→ Problem statement
Among the lines listed below, count those that include the string "Božkou", and state only the count.

→ Input rows
──────────────────────────────

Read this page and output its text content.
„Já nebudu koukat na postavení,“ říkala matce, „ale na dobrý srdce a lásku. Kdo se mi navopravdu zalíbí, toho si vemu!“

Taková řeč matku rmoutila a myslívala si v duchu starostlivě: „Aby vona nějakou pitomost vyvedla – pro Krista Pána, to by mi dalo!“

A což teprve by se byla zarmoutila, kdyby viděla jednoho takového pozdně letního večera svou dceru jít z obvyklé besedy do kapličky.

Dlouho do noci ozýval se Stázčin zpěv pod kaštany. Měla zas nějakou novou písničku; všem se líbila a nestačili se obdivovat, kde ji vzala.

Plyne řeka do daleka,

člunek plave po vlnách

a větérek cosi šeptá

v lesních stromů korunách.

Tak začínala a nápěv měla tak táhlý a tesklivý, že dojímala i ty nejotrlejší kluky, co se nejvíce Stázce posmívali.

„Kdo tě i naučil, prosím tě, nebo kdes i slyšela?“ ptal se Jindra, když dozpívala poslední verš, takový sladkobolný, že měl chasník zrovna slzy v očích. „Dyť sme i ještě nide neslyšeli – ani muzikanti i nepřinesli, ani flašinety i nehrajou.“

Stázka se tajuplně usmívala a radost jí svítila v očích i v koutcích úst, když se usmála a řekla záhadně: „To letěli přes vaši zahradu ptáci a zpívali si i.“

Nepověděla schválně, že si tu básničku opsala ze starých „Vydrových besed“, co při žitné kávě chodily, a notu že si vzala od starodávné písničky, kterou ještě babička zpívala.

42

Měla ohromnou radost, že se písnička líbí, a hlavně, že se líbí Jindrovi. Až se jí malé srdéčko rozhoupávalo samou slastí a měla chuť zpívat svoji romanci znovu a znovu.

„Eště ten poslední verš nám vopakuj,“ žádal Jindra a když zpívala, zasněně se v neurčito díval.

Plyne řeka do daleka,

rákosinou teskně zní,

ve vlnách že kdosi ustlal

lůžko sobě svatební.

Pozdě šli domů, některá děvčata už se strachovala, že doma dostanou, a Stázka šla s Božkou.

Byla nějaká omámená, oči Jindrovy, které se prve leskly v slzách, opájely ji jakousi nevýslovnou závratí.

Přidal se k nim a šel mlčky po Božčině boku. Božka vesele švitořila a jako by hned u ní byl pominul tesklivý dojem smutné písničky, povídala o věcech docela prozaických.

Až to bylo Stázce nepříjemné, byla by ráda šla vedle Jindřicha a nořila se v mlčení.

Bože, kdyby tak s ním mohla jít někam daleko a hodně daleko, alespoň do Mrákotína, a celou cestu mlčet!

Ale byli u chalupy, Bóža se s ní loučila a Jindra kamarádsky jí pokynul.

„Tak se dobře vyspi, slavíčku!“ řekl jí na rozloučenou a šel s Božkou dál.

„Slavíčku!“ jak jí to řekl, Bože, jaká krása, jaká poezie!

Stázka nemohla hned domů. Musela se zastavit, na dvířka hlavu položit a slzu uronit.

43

──────────────────────────────

→ Solution to the exercise
2